*DIRECTIONS*
Check each line of the material below for "xlabel". Report how many have it, with no other words.

[Dataset entries on figures]
[START]
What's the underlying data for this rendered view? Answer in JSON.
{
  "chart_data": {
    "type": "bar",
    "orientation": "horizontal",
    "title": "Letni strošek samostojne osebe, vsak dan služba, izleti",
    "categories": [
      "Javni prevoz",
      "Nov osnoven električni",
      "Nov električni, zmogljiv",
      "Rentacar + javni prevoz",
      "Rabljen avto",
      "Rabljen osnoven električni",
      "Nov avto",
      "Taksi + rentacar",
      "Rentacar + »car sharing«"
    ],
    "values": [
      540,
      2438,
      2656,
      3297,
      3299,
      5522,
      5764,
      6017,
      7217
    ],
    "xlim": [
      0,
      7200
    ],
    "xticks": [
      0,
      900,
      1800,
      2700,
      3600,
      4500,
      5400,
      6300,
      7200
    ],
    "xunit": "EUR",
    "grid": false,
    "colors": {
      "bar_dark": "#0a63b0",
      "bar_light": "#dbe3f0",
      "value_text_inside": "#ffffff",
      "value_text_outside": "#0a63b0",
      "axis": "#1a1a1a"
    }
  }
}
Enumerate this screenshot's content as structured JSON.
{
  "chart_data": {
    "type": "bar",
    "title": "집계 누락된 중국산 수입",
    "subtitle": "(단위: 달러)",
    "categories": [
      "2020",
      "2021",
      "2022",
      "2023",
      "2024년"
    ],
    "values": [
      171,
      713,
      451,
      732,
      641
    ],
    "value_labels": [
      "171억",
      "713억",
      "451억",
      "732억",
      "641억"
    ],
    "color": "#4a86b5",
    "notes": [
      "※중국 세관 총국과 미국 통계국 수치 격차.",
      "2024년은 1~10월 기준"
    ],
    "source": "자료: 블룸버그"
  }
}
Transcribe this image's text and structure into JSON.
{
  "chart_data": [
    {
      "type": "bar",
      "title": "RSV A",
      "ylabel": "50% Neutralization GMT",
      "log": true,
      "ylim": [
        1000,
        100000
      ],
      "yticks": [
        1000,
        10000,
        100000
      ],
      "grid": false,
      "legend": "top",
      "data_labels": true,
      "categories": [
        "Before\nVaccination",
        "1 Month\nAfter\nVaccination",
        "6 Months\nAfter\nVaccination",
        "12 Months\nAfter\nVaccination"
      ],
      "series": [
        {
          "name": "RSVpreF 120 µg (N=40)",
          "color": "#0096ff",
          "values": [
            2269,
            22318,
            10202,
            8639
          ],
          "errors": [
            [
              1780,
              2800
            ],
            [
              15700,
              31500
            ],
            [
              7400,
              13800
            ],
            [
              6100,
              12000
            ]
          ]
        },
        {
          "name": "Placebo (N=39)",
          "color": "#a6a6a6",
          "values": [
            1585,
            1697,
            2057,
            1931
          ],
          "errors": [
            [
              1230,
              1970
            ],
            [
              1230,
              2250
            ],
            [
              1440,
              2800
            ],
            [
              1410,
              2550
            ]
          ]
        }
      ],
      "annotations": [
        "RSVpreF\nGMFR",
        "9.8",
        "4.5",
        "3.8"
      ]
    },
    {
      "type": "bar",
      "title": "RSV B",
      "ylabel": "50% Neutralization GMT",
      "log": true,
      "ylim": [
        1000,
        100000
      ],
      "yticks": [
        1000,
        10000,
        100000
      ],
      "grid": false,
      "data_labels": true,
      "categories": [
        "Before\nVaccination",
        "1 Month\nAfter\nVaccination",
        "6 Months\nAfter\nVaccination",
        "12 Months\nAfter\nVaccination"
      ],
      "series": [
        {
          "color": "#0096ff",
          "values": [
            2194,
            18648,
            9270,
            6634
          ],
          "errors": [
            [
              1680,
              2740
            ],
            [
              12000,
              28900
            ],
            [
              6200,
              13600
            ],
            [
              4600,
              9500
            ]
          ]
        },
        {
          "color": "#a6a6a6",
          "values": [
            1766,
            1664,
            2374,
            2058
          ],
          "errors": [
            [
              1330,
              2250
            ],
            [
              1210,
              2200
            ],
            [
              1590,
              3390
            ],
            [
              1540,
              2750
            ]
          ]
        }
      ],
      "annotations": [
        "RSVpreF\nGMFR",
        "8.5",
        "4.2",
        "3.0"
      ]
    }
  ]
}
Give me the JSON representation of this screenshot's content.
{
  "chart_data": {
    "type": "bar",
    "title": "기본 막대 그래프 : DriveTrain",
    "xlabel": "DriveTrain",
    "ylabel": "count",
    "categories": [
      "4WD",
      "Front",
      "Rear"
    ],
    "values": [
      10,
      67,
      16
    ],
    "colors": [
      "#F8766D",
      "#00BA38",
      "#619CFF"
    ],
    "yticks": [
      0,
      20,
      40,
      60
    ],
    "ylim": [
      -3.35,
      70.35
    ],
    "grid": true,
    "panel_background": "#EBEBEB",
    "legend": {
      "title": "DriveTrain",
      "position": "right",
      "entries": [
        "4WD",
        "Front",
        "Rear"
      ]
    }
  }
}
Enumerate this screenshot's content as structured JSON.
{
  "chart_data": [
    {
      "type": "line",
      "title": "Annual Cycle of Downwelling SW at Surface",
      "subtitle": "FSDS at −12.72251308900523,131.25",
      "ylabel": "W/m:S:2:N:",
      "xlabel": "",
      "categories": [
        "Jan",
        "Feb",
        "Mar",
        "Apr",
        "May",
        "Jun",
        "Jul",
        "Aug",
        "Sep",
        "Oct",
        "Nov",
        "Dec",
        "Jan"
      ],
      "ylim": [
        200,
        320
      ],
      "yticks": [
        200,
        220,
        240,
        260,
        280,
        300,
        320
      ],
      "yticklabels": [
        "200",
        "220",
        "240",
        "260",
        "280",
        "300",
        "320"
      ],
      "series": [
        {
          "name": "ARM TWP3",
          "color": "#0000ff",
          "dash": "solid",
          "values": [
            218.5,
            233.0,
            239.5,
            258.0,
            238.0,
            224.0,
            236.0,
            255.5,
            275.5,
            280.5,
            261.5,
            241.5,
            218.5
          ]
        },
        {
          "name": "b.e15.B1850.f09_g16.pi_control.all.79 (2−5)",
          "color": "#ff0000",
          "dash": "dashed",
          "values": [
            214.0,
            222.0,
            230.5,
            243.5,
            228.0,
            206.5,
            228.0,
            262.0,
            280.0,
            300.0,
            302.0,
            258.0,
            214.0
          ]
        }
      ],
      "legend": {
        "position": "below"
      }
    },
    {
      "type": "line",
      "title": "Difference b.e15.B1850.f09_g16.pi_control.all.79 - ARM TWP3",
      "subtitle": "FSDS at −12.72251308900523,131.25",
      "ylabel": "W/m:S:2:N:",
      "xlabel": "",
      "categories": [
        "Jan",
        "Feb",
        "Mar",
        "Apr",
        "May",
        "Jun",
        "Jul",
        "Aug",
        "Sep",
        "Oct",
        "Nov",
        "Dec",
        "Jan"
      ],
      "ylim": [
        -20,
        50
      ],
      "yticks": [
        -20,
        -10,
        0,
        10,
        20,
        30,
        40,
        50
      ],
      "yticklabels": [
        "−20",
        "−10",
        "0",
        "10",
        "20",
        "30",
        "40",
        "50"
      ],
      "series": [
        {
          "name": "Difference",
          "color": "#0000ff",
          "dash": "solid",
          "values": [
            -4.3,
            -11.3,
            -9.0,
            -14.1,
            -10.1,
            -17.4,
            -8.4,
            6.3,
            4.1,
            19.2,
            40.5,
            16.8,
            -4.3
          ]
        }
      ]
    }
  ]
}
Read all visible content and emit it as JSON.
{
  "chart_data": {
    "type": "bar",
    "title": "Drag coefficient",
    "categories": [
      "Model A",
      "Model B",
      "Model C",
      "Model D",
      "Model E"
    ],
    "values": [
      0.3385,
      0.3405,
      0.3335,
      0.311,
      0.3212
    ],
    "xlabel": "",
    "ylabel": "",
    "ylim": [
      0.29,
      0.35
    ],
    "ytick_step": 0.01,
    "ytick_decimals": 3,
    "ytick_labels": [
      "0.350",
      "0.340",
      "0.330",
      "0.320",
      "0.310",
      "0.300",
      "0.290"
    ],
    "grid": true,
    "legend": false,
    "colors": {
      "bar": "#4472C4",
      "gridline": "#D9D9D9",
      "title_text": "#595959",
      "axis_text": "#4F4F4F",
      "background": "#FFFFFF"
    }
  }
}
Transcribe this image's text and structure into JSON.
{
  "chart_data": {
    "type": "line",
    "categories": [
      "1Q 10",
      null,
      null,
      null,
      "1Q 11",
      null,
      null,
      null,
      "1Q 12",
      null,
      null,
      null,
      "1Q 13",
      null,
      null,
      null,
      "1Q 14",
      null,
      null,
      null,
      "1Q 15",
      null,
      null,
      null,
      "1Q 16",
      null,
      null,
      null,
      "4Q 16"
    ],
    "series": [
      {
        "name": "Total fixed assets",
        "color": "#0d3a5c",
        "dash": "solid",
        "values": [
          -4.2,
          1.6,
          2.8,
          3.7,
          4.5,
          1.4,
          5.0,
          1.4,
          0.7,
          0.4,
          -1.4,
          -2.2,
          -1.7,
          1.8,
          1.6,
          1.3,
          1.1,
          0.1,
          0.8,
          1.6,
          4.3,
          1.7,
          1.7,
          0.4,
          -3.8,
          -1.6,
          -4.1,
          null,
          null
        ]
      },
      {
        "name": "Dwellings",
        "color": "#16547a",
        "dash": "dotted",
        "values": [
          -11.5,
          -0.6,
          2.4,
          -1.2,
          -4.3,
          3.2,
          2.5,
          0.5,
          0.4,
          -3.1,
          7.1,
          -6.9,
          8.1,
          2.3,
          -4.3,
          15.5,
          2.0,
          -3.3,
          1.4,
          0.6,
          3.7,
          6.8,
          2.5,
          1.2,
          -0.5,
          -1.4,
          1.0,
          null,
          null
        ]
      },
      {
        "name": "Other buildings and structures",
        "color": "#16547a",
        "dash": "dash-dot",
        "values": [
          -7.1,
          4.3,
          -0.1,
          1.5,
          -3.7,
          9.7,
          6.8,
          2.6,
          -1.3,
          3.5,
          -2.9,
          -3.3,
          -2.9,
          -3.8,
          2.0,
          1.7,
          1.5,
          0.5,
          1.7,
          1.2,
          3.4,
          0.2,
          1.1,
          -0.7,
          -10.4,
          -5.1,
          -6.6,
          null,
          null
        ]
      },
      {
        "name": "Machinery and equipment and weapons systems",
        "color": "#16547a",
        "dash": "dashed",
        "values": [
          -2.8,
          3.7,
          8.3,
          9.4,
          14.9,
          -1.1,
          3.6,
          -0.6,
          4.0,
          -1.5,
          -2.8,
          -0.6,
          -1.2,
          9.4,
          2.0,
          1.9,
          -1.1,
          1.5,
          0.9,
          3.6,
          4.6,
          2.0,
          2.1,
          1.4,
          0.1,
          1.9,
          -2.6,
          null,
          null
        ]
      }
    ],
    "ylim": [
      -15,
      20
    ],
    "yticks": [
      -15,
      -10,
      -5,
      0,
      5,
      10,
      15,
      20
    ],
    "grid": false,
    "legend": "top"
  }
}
[END]
*COMPLETE RESPONSE*
4